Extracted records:

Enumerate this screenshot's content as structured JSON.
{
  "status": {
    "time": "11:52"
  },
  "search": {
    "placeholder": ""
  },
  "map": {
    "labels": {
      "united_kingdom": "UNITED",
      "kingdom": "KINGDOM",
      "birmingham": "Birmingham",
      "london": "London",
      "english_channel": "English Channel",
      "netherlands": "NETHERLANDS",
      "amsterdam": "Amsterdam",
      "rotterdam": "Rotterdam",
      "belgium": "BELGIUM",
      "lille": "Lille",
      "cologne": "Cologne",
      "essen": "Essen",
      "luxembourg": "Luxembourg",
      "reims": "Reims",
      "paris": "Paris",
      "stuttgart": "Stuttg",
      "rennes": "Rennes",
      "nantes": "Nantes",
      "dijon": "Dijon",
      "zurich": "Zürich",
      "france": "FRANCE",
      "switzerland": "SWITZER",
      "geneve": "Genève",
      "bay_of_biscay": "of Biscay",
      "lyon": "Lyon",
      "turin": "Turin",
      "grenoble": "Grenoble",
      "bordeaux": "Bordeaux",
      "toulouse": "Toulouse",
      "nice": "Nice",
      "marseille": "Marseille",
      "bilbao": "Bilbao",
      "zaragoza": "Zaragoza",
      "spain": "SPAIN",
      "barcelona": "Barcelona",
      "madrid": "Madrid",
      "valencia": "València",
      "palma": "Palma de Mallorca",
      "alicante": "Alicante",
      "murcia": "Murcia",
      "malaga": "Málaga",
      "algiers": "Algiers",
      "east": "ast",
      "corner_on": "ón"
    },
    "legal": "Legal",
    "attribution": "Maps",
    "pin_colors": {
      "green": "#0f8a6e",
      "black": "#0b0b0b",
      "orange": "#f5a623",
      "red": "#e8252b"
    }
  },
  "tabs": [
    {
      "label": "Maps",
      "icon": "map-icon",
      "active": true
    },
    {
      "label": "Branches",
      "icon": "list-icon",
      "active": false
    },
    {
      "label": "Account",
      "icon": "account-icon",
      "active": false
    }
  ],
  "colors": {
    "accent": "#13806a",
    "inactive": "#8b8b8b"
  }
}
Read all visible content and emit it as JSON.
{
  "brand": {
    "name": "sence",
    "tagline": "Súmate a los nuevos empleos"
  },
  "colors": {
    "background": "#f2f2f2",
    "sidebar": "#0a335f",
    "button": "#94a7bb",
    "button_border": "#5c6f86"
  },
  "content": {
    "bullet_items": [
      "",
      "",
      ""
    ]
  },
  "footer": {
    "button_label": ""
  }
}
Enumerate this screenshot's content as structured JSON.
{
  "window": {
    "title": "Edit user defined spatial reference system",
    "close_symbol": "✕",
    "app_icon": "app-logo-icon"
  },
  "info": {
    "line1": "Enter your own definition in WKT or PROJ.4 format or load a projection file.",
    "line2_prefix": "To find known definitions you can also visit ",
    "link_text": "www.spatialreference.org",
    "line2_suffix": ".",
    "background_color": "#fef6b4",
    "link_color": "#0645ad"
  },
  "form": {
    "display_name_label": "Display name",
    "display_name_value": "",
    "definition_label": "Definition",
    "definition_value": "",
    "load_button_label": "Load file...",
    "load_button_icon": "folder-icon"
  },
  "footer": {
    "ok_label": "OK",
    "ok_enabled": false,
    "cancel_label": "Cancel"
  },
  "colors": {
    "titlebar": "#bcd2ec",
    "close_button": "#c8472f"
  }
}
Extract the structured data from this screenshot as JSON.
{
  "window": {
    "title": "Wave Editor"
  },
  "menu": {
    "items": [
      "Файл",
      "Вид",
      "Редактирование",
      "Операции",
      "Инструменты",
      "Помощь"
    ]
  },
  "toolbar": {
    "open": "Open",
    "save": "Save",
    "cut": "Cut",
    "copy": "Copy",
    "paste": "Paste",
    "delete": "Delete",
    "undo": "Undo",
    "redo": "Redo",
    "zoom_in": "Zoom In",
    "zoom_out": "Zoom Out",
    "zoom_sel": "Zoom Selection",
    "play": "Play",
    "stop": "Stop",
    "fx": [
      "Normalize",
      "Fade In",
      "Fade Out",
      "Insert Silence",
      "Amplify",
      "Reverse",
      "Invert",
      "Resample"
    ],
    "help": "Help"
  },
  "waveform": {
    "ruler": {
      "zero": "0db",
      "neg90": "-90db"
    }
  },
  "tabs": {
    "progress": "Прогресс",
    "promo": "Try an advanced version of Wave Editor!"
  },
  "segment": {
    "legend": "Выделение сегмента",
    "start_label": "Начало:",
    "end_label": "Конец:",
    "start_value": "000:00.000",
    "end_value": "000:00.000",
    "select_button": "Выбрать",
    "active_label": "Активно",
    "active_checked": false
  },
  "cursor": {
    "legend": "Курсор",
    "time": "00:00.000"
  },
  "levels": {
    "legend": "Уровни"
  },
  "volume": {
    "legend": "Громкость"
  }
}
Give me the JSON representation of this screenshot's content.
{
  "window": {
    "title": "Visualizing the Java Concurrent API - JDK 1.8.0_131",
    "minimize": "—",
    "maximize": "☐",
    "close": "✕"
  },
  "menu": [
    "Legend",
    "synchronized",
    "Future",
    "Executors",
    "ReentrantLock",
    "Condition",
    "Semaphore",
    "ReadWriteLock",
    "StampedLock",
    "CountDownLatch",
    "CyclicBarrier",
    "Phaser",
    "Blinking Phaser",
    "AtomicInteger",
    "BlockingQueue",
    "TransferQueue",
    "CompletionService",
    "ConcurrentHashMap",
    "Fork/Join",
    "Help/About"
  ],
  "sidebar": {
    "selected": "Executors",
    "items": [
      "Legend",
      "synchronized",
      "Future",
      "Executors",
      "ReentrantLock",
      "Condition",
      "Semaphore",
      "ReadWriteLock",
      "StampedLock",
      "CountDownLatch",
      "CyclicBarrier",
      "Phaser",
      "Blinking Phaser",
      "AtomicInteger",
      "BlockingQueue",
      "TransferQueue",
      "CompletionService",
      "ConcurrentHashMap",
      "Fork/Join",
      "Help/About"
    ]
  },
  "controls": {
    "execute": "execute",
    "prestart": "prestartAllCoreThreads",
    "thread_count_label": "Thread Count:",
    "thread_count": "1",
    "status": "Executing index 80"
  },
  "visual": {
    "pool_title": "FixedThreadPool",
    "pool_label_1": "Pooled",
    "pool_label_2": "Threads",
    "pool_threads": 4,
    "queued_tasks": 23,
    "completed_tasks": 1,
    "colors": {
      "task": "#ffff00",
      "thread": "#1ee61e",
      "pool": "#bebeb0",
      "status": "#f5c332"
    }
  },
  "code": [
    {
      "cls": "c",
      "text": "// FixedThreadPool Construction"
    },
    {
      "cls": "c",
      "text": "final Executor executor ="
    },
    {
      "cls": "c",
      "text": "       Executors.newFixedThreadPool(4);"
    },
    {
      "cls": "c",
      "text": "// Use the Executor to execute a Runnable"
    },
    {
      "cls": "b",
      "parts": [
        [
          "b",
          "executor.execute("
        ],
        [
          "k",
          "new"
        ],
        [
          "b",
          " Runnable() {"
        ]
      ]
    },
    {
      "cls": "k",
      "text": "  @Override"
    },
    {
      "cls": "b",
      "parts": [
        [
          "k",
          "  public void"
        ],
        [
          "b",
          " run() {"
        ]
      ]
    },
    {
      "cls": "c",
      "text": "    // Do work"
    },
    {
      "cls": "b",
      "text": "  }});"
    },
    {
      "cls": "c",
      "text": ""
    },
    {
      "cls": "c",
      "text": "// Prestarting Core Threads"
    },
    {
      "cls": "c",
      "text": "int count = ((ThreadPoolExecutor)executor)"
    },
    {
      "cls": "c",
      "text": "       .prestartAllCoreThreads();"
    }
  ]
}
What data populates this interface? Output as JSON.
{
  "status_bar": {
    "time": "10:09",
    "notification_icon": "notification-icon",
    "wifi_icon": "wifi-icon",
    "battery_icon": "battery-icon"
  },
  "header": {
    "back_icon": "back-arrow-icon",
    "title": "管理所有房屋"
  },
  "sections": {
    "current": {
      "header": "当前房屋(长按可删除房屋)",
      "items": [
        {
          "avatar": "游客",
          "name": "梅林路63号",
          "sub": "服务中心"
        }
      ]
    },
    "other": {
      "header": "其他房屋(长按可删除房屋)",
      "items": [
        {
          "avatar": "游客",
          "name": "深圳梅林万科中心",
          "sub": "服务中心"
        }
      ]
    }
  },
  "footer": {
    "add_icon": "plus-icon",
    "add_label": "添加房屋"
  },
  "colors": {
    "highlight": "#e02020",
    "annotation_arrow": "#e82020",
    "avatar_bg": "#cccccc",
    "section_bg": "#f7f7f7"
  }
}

(Given problem)
Search the data above for the word "prestartAllCoreThreads", then gather each line in which it appears.

(Exercise result)
    "prestart": "prestartAllCoreThreads",
      "text": "       .prestartAllCoreThreads();"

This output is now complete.